§ **Written request**
Every record that follows must be duplicated exactly, with images left out.

§ **Data for this task**
* * *

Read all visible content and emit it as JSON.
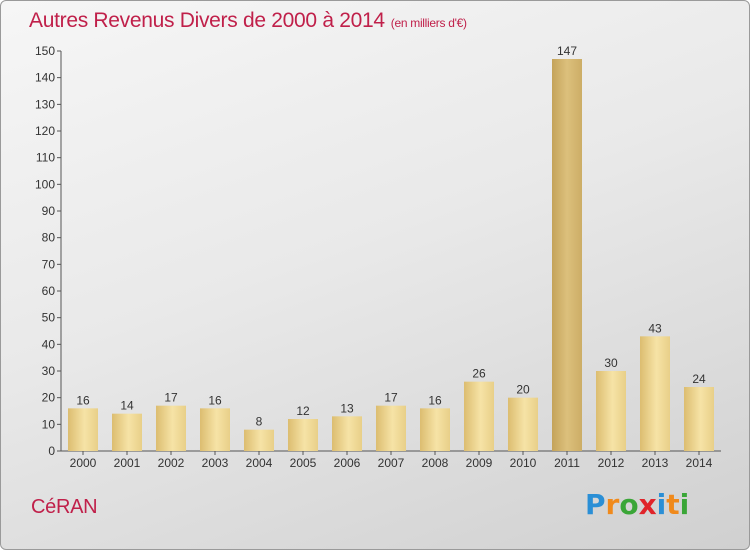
{
  "title": "Autres Revenus Divers de 2000 à 2014",
  "subtitle": "(en milliers d'€)",
  "commune": "CéRAN",
  "logo": {
    "letters": [
      "P",
      "r",
      "o",
      "x",
      "i",
      "t",
      "i"
    ],
    "colors": [
      "#2a8fd6",
      "#f08a1c",
      "#3aa637",
      "#e0242a",
      "#2a8fd6",
      "#f08a1c",
      "#3aa637"
    ]
  },
  "colors": {
    "title": "#c0204a",
    "bar_light": "#f6e3a6",
    "bar_dark": "#dcbd70",
    "bar_highlight_dark": "#c4a35a"
  },
  "chart_data": {
    "type": "bar",
    "categories": [
      "2000",
      "2001",
      "2002",
      "2003",
      "2004",
      "2005",
      "2006",
      "2007",
      "2008",
      "2009",
      "2010",
      "2011",
      "2012",
      "2013",
      "2014"
    ],
    "values": [
      16,
      14,
      17,
      16,
      8,
      12,
      13,
      17,
      16,
      26,
      20,
      147,
      30,
      43,
      24
    ],
    "ylim": [
      0,
      150
    ],
    "yticks": [
      0,
      10,
      20,
      30,
      40,
      50,
      60,
      70,
      80,
      90,
      100,
      110,
      120,
      130,
      140,
      150
    ],
    "grid": false,
    "highlight_index": 11
  }
}
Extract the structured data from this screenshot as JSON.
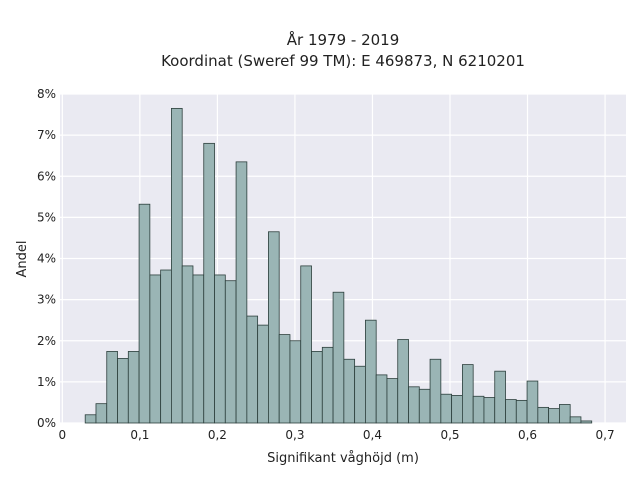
{
  "chart_data": {
    "type": "bar",
    "title": "År 1979 - 2019",
    "subtitle": "Koordinat (Sweref 99 TM): E 469873, N 6210201",
    "xlabel": "Signifikant våghöjd (m)",
    "ylabel": "Andel",
    "xlim": [
      -0.003,
      0.727
    ],
    "ylim": [
      0,
      8
    ],
    "grid": true,
    "x_tick_values": [
      0,
      0.1,
      0.2,
      0.3,
      0.4,
      0.5,
      0.6,
      0.7
    ],
    "x_tick_labels": [
      "0",
      "0,1",
      "0,2",
      "0,3",
      "0,4",
      "0,5",
      "0,6",
      "0,7"
    ],
    "y_tick_values": [
      0,
      1,
      2,
      3,
      4,
      5,
      6,
      7,
      8
    ],
    "y_tick_labels": [
      "0%",
      "1%",
      "2%",
      "3%",
      "4%",
      "5%",
      "6%",
      "7%",
      "8%"
    ],
    "bar_width": 0.0139,
    "bins": [
      0.0295,
      0.0434,
      0.0573,
      0.0712,
      0.0851,
      0.099,
      0.1129,
      0.1268,
      0.1407,
      0.1546,
      0.1685,
      0.1824,
      0.1963,
      0.2102,
      0.2241,
      0.238,
      0.2519,
      0.2658,
      0.2797,
      0.2936,
      0.3075,
      0.3214,
      0.3353,
      0.3492,
      0.3631,
      0.377,
      0.3909,
      0.4048,
      0.4187,
      0.4326,
      0.4465,
      0.4604,
      0.4743,
      0.4882,
      0.5021,
      0.516,
      0.5299,
      0.5438,
      0.5577,
      0.5716,
      0.5855,
      0.5994,
      0.6133,
      0.6272,
      0.6411,
      0.655,
      0.6689
    ],
    "values": [
      0.2,
      0.47,
      1.74,
      1.57,
      1.74,
      5.32,
      3.6,
      3.72,
      7.65,
      3.82,
      3.6,
      6.8,
      3.6,
      3.46,
      6.35,
      2.6,
      2.38,
      4.65,
      2.15,
      2.0,
      3.82,
      1.74,
      1.84,
      3.18,
      1.55,
      1.38,
      2.5,
      1.17,
      1.08,
      2.03,
      0.88,
      0.82,
      1.55,
      0.7,
      0.67,
      1.42,
      0.65,
      0.62,
      1.26,
      0.57,
      0.55,
      1.02,
      0.38,
      0.35,
      0.45,
      0.15,
      0.05
    ],
    "bar_color": "#9ab5b5",
    "bar_edge_color": "#2c3f3c",
    "background_color": "#eaeaf2",
    "grid_color": "#ffffff"
  }
}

* * *

§ **Task result**
Read all visible content and emit it as JSON.
{
  "title": "Autres Revenus Divers de 2000 à 2014",
  "subtitle": "(en milliers d'€)",
  "commune": "CéRAN",
  "logo": {
    "letters": [
      "P",
      "r",
      "o",
      "x",
      "i",
      "t",
      "i"
    ],
    "colors": [
      "#2a8fd6",
      "#f08a1c",
      "#3aa637",
      "#e0242a",
      "#2a8fd6",
      "#f08a1c",
      "#3aa637"
    ]
  },
  "colors": {
    "title": "#c0204a",
    "bar_light": "#f6e3a6",
    "bar_dark": "#dcbd70",
    "bar_highlight_dark": "#c4a35a"
  },
  "chart_data": {
    "type": "bar",
    "categories": [
      "2000",
      "2001",
      "2002",
      "2003",
      "2004",
      "2005",
      "2006",
      "2007",
      "2008",
      "2009",
      "2010",
      "2011",
      "2012",
      "2013",
      "2014"
    ],
    "values": [
      16,
      14,
      17,
      16,
      8,
      12,
      13,
      17,
      16,
      26,
      20,
      147,
      30,
      43,
      24
    ],
    "ylim": [
      0,
      150
    ],
    "yticks": [
      0,
      10,
      20,
      30,
      40,
      50,
      60,
      70,
      80,
      90,
      100,
      110,
      120,
      130,
      140,
      150
    ],
    "grid": false,
    "highlight_index": 11
  }
}
Extract the structured data from this screenshot as JSON.
{
  "chart_data": {
    "type": "bar",
    "title": "År 1979 - 2019",
    "subtitle": "Koordinat (Sweref 99 TM): E 469873, N 6210201",
    "xlabel": "Signifikant våghöjd (m)",
    "ylabel": "Andel",
    "xlim": [
      -0.003,
      0.727
    ],
    "ylim": [
      0,
      8
    ],
    "grid": true,
    "x_tick_values": [
      0,
      0.1,
      0.2,
      0.3,
      0.4,
      0.5,
      0.6,
      0.7
    ],
    "x_tick_labels": [
      "0",
      "0,1",
      "0,2",
      "0,3",
      "0,4",
      "0,5",
      "0,6",
      "0,7"
    ],
    "y_tick_values": [
      0,
      1,
      2,
      3,
      4,
      5,
      6,
      7,
      8
    ],
    "y_tick_labels": [
      "0%",
      "1%",
      "2%",
      "3%",
      "4%",
      "5%",
      "6%",
      "7%",
      "8%"
    ],
    "bar_width": 0.0139,
    "bins": [
      0.0295,
      0.0434,
      0.0573,
      0.0712,
      0.0851,
      0.099,
      0.1129,
      0.1268,
      0.1407,
      0.1546,
      0.1685,
      0.1824,
      0.1963,
      0.2102,
      0.2241,
      0.238,
      0.2519,
      0.2658,
      0.2797,
      0.2936,
      0.3075,
      0.3214,
      0.3353,
      0.3492,
      0.3631,
      0.377,
      0.3909,
      0.4048,
      0.4187,
      0.4326,
      0.4465,
      0.4604,
      0.4743,
      0.4882,
      0.5021,
      0.516,
      0.5299,
      0.5438,
      0.5577,
      0.5716,
      0.5855,
      0.5994,
      0.6133,
      0.6272,
      0.6411,
      0.655,
      0.6689
    ],
    "values": [
      0.2,
      0.47,
      1.74,
      1.57,
      1.74,
      5.32,
      3.6,
      3.72,
      7.65,
      3.82,
      3.6,
      6.8,
      3.6,
      3.46,
      6.35,
      2.6,
      2.38,
      4.65,
      2.15,
      2.0,
      3.82,
      1.74,
      1.84,
      3.18,
      1.55,
      1.38,
      2.5,
      1.17,
      1.08,
      2.03,
      0.88,
      0.82,
      1.55,
      0.7,
      0.67,
      1.42,
      0.65,
      0.62,
      1.26,
      0.57,
      0.55,
      1.02,
      0.38,
      0.35,
      0.45,
      0.15,
      0.05
    ],
    "bar_color": "#9ab5b5",
    "bar_edge_color": "#2c3f3c",
    "background_color": "#eaeaf2",
    "grid_color": "#ffffff"
  }
}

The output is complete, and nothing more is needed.